Which lines include the word "subtitle"? Copy each of them.
╭─ Records to process
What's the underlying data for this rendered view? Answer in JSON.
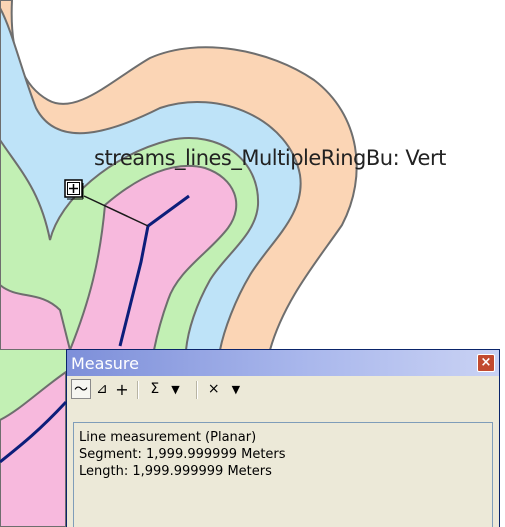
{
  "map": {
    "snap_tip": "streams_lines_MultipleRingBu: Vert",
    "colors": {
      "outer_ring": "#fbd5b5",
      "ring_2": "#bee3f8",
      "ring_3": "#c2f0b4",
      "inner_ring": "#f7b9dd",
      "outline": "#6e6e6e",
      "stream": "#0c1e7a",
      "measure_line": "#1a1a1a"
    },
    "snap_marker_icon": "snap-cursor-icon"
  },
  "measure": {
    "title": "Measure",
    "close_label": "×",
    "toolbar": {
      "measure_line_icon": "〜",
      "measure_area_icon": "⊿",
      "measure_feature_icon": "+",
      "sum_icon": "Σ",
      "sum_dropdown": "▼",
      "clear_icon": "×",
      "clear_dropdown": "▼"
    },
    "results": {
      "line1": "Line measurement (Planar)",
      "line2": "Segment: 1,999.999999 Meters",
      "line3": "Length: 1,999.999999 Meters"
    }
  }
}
╰─
╭─ Records to process
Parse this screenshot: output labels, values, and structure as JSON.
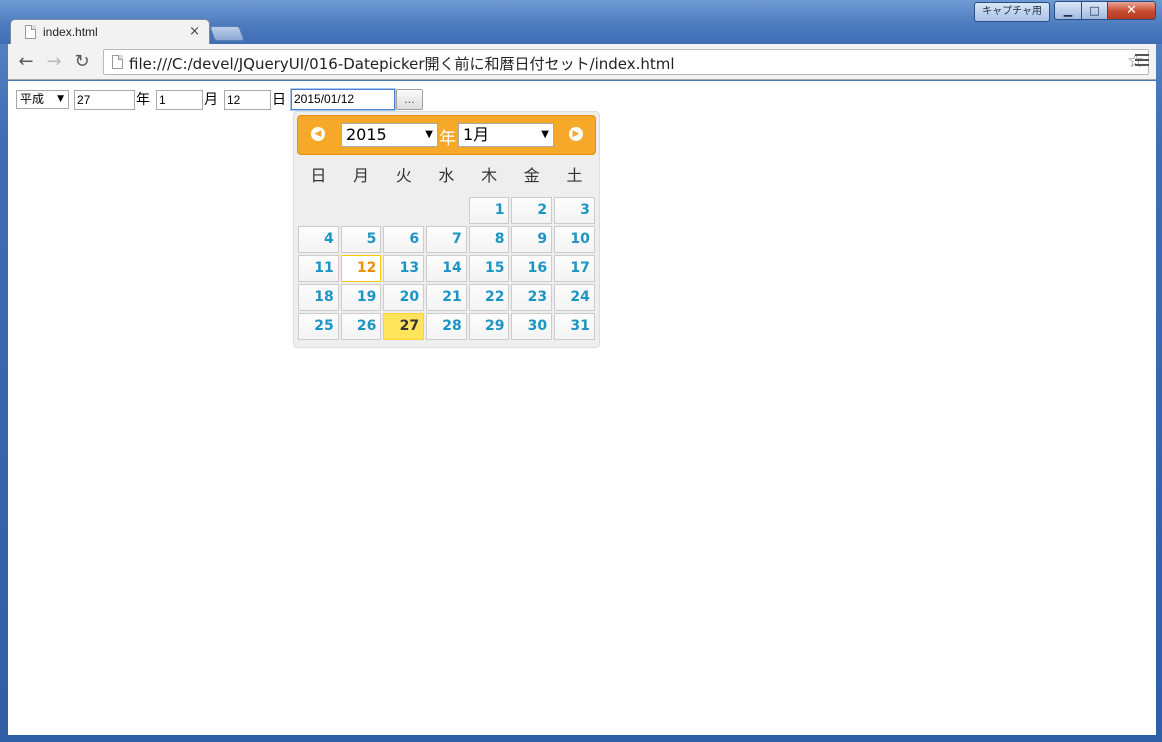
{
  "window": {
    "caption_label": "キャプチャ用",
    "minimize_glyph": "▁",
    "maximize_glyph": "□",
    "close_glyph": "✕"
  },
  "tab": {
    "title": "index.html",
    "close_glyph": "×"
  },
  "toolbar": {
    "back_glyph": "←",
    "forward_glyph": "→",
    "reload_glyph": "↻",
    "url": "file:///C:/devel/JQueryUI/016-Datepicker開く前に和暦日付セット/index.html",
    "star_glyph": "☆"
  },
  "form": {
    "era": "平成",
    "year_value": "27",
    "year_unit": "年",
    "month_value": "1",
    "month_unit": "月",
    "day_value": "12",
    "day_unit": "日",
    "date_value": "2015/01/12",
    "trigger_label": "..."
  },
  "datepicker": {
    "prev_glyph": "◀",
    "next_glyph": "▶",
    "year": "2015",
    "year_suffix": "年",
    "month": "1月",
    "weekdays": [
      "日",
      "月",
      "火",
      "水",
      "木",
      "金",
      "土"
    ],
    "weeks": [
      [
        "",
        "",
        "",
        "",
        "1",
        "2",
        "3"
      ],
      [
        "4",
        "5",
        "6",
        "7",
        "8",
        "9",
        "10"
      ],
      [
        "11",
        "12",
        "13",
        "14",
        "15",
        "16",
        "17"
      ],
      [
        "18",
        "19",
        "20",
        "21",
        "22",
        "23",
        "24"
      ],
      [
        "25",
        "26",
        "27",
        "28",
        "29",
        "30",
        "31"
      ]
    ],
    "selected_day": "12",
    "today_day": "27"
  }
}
╰─
╭─ Records to process
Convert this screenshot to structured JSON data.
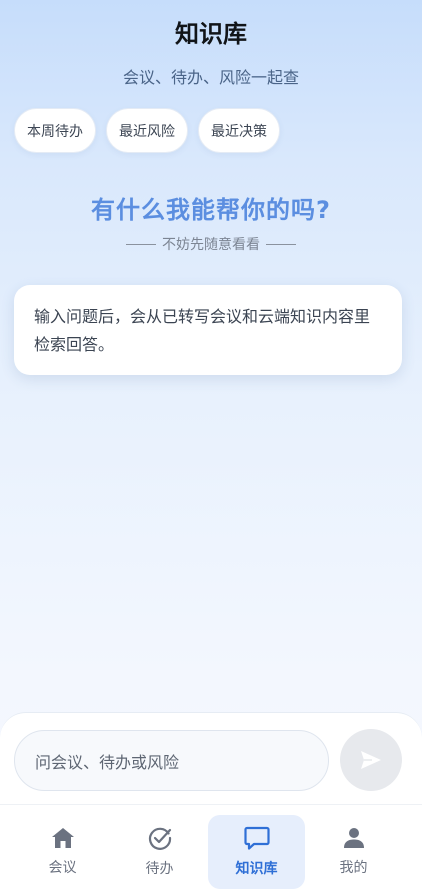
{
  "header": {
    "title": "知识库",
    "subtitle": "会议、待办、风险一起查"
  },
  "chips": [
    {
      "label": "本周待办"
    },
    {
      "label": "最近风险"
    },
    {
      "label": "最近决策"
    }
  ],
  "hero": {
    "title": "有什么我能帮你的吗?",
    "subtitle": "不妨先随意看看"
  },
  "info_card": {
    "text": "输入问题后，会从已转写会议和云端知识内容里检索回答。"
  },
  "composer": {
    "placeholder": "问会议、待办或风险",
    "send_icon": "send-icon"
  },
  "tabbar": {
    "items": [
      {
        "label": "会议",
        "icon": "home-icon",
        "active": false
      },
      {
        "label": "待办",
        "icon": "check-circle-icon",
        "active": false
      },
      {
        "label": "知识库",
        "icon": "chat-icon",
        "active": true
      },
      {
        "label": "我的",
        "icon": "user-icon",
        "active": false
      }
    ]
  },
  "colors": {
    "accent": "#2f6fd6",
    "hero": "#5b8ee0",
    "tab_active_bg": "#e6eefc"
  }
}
╰─
**Solution to this task**
    "subtitle": "会议、待办、风险一起查"
    "subtitle": "不妨先随意看看"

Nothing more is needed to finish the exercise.